Stored items from a collection:
================================
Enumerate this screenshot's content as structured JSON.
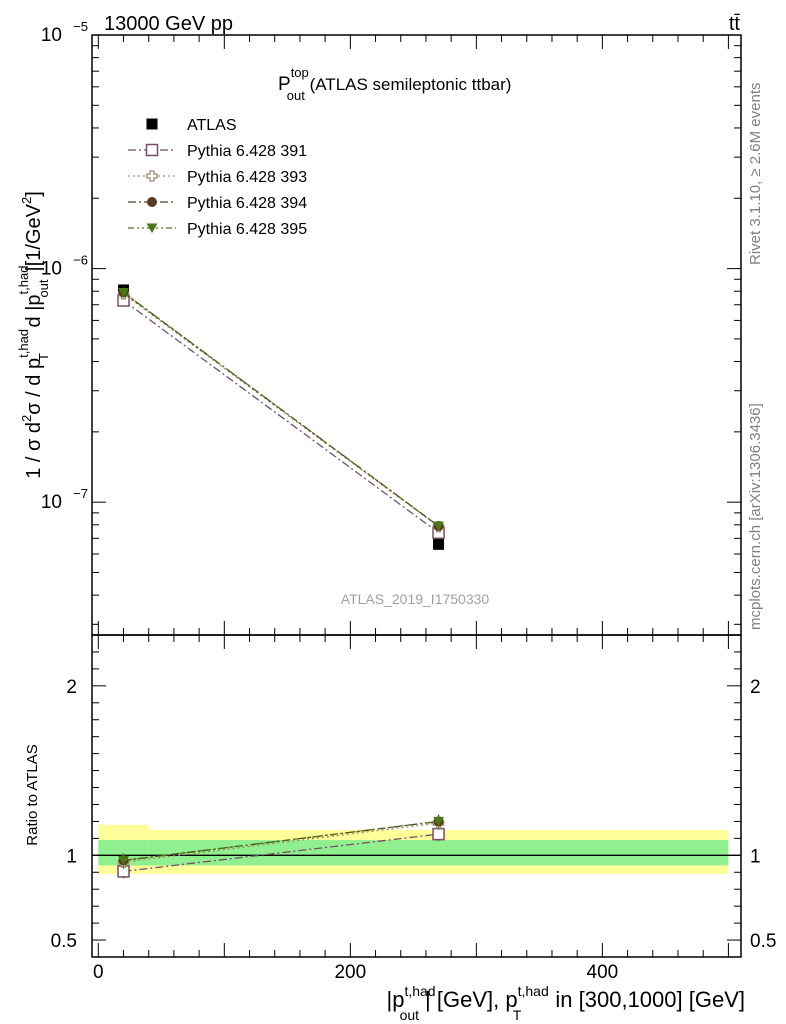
{
  "header": {
    "left": "13000 GeV pp",
    "right": "tt̄"
  },
  "side": {
    "rivet": "Rivet 3.1.10, ≥ 2.6M events",
    "mcplots": "mcplots.cern.ch [arXiv:1306.3436]"
  },
  "chart_data": [
    {
      "type": "line",
      "title": "P_out^top (ATLAS semileptonic ttbar)",
      "title_main": "P",
      "title_sup": "top",
      "title_sub": "out",
      "title_rest": " (ATLAS semileptonic ttbar)",
      "analysis_label": "ATLAS_2019_I1750330",
      "ylabel": "1 / σ d²σ / d p_T^{t,had} d |p_out^{t,had}| [1/GeV²]",
      "ylabel_parts": {
        "a": "1 / σ d",
        "b": "2",
        "c": "σ / d p",
        "d": "t,had",
        "e": "T",
        "f": " d |p",
        "g": "t,had",
        "h": "out",
        "i": "|[1/GeV",
        "j": "2",
        "k": "]"
      },
      "yscale": "log",
      "ylim": [
        2.7e-08,
        1e-05
      ],
      "xlim": [
        -5,
        510
      ],
      "ytick_labels": [
        {
          "value": 1e-05,
          "base": "10",
          "exp": "−5"
        },
        {
          "value": 1e-06,
          "base": "10",
          "exp": "−6"
        },
        {
          "value": 1e-07,
          "base": "10",
          "exp": "−7"
        }
      ],
      "x": [
        20,
        270
      ],
      "legend_position": "top-left",
      "series": [
        {
          "name": "ATLAS",
          "values": [
            8.1e-07,
            6.6e-08
          ],
          "marker": "filled-square",
          "color": "#000000",
          "line": "none"
        },
        {
          "name": "Pythia 6.428 391",
          "values": [
            7.3e-07,
            7.4e-08
          ],
          "marker": "open-square",
          "color": "#7a4b66",
          "line": "dashdot"
        },
        {
          "name": "Pythia 6.428 393",
          "values": [
            7.8e-07,
            7.85e-08
          ],
          "marker": "open-cross",
          "color": "#9c8a6a",
          "line": "dotted"
        },
        {
          "name": "Pythia 6.428 394",
          "values": [
            7.9e-07,
            7.9e-08
          ],
          "marker": "filled-circle",
          "color": "#5b3a22",
          "line": "dashdot"
        },
        {
          "name": "Pythia 6.428 395",
          "values": [
            7.9e-07,
            7.9e-08
          ],
          "marker": "filled-triangle-down",
          "color": "#4a7a18",
          "line": "dashdotdot"
        }
      ]
    },
    {
      "type": "line",
      "ylabel": "Ratio to ATLAS",
      "xlabel": "|p_out^{t,had}| [GeV], p_T^{t,had} in [300,1000] [GeV]",
      "xlabel_parts": {
        "a": "|p",
        "b": "t,had",
        "c": "out",
        "d": "| [GeV], p",
        "e": "t,had",
        "f": "T",
        "g": " in [300,1000] [GeV]"
      },
      "ylim": [
        0.4,
        2.3
      ],
      "xlim": [
        -5,
        510
      ],
      "ytick_labels": [
        "0.5",
        "1",
        "2"
      ],
      "xtick_labels": [
        "0",
        "200",
        "400"
      ],
      "xticks": [
        0,
        200,
        400
      ],
      "x": [
        20,
        270
      ],
      "bands": {
        "green": {
          "color": "#90f090",
          "segments": [
            [
              0,
              40,
              0.94,
              1.09
            ],
            [
              40,
              500,
              0.94,
              1.09
            ]
          ]
        },
        "yellow": {
          "color": "#ffff99",
          "segments": [
            [
              0,
              40,
              0.89,
              1.18
            ],
            [
              40,
              500,
              0.89,
              1.15
            ]
          ]
        }
      },
      "series": [
        {
          "name": "Pythia 6.428 391",
          "values": [
            0.905,
            1.125
          ]
        },
        {
          "name": "Pythia 6.428 393",
          "values": [
            0.96,
            1.19
          ]
        },
        {
          "name": "Pythia 6.428 394",
          "values": [
            0.97,
            1.2
          ]
        },
        {
          "name": "Pythia 6.428 395",
          "values": [
            0.97,
            1.2
          ]
        }
      ]
    }
  ]
}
================================
• **Direction**: Every line of the data above should be quoted exactly. Omit the pictures.

• **Answer to this problem**:
Enumerate this screenshot's content as structured JSON.
{
  "header": {
    "left": "13000 GeV pp",
    "right": "tt̄"
  },
  "side": {
    "rivet": "Rivet 3.1.10, ≥ 2.6M events",
    "mcplots": "mcplots.cern.ch [arXiv:1306.3436]"
  },
  "chart_data": [
    {
      "type": "line",
      "title": "P_out^top (ATLAS semileptonic ttbar)",
      "title_main": "P",
      "title_sup": "top",
      "title_sub": "out",
      "title_rest": " (ATLAS semileptonic ttbar)",
      "analysis_label": "ATLAS_2019_I1750330",
      "ylabel": "1 / σ d²σ / d p_T^{t,had} d |p_out^{t,had}| [1/GeV²]",
      "ylabel_parts": {
        "a": "1 / σ d",
        "b": "2",
        "c": "σ / d p",
        "d": "t,had",
        "e": "T",
        "f": " d |p",
        "g": "t,had",
        "h": "out",
        "i": "|[1/GeV",
        "j": "2",
        "k": "]"
      },
      "yscale": "log",
      "ylim": [
        2.7e-08,
        1e-05
      ],
      "xlim": [
        -5,
        510
      ],
      "ytick_labels": [
        {
          "value": 1e-05,
          "base": "10",
          "exp": "−5"
        },
        {
          "value": 1e-06,
          "base": "10",
          "exp": "−6"
        },
        {
          "value": 1e-07,
          "base": "10",
          "exp": "−7"
        }
      ],
      "x": [
        20,
        270
      ],
      "legend_position": "top-left",
      "series": [
        {
          "name": "ATLAS",
          "values": [
            8.1e-07,
            6.6e-08
          ],
          "marker": "filled-square",
          "color": "#000000",
          "line": "none"
        },
        {
          "name": "Pythia 6.428 391",
          "values": [
            7.3e-07,
            7.4e-08
          ],
          "marker": "open-square",
          "color": "#7a4b66",
          "line": "dashdot"
        },
        {
          "name": "Pythia 6.428 393",
          "values": [
            7.8e-07,
            7.85e-08
          ],
          "marker": "open-cross",
          "color": "#9c8a6a",
          "line": "dotted"
        },
        {
          "name": "Pythia 6.428 394",
          "values": [
            7.9e-07,
            7.9e-08
          ],
          "marker": "filled-circle",
          "color": "#5b3a22",
          "line": "dashdot"
        },
        {
          "name": "Pythia 6.428 395",
          "values": [
            7.9e-07,
            7.9e-08
          ],
          "marker": "filled-triangle-down",
          "color": "#4a7a18",
          "line": "dashdotdot"
        }
      ]
    },
    {
      "type": "line",
      "ylabel": "Ratio to ATLAS",
      "xlabel": "|p_out^{t,had}| [GeV], p_T^{t,had} in [300,1000] [GeV]",
      "xlabel_parts": {
        "a": "|p",
        "b": "t,had",
        "c": "out",
        "d": "| [GeV], p",
        "e": "t,had",
        "f": "T",
        "g": " in [300,1000] [GeV]"
      },
      "ylim": [
        0.4,
        2.3
      ],
      "xlim": [
        -5,
        510
      ],
      "ytick_labels": [
        "0.5",
        "1",
        "2"
      ],
      "xtick_labels": [
        "0",
        "200",
        "400"
      ],
      "xticks": [
        0,
        200,
        400
      ],
      "x": [
        20,
        270
      ],
      "bands": {
        "green": {
          "color": "#90f090",
          "segments": [
            [
              0,
              40,
              0.94,
              1.09
            ],
            [
              40,
              500,
              0.94,
              1.09
            ]
          ]
        },
        "yellow": {
          "color": "#ffff99",
          "segments": [
            [
              0,
              40,
              0.89,
              1.18
            ],
            [
              40,
              500,
              0.89,
              1.15
            ]
          ]
        }
      },
      "series": [
        {
          "name": "Pythia 6.428 391",
          "values": [
            0.905,
            1.125
          ]
        },
        {
          "name": "Pythia 6.428 393",
          "values": [
            0.96,
            1.19
          ]
        },
        {
          "name": "Pythia 6.428 394",
          "values": [
            0.97,
            1.2
          ]
        },
        {
          "name": "Pythia 6.428 395",
          "values": [
            0.97,
            1.2
          ]
        }
      ]
    }
  ]
}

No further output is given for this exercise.